= What to produce =
Check each line of the records below for the string "JSON", then state how many lines contain it, with no other output.

------------------------------------------------------------------------

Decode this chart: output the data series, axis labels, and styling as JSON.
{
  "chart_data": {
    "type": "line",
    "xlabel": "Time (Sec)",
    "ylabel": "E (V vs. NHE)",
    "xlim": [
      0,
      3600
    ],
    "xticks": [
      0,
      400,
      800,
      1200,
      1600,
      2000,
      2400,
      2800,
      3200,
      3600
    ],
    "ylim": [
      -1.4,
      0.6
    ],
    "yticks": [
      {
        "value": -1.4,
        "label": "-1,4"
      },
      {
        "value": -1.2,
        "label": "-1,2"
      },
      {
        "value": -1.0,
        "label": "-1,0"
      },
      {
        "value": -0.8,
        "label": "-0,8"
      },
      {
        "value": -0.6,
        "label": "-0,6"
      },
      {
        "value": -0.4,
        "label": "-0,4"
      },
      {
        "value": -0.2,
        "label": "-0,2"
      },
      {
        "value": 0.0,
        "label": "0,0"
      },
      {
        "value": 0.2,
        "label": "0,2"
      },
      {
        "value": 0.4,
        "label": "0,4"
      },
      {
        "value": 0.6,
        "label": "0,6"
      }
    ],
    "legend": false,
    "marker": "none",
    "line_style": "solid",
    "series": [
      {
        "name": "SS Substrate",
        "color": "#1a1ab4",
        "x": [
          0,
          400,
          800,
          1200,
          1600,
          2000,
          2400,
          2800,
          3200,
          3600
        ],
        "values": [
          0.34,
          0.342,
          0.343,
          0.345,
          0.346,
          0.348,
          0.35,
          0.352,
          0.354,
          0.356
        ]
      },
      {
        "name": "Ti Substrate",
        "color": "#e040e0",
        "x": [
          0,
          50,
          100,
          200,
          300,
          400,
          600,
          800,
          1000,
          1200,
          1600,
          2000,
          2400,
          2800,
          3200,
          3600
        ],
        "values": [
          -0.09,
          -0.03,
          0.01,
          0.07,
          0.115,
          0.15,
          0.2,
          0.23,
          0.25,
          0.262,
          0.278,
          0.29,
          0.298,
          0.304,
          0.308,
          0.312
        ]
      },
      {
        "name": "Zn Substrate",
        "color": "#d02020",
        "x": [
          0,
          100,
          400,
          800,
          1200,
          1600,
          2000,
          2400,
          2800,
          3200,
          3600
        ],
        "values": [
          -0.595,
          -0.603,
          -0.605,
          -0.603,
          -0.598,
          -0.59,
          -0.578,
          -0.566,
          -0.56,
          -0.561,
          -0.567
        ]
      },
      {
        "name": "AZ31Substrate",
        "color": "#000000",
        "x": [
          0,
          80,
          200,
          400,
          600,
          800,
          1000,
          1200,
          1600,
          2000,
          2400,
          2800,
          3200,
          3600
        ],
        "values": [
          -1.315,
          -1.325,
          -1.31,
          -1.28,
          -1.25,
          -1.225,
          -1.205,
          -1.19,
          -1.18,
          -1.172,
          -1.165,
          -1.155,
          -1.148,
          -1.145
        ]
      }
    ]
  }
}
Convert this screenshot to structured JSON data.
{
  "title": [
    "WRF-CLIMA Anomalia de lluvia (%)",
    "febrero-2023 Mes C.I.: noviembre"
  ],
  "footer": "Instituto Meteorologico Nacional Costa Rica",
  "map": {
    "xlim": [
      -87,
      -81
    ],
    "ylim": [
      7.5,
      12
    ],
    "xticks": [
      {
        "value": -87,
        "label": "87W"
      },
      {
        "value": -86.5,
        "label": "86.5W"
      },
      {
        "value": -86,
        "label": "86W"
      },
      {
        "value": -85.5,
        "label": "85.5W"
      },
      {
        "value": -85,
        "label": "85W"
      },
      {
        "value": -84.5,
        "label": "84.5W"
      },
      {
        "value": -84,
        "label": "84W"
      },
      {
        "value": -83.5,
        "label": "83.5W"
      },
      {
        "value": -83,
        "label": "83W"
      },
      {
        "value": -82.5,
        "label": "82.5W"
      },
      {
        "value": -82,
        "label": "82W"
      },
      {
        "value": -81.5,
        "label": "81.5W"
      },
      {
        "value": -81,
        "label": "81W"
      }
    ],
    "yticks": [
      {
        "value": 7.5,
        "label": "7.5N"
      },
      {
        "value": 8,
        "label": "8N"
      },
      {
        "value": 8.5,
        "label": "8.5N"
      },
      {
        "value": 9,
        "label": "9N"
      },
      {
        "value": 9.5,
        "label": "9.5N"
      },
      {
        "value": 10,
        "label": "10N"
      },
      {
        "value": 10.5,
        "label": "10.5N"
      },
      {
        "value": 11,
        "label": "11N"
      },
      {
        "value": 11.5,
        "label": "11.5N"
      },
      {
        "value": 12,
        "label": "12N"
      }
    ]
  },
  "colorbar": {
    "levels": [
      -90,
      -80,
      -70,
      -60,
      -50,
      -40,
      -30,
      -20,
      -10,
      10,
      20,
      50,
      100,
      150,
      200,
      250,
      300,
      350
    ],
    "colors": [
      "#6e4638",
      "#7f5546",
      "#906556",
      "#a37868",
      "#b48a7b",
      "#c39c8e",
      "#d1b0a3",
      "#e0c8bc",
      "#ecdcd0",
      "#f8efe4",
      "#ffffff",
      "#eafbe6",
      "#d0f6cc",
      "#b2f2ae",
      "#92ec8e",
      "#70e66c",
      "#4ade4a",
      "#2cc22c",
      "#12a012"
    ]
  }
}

------------------------------------------------------------------------

= Completed exercise =
2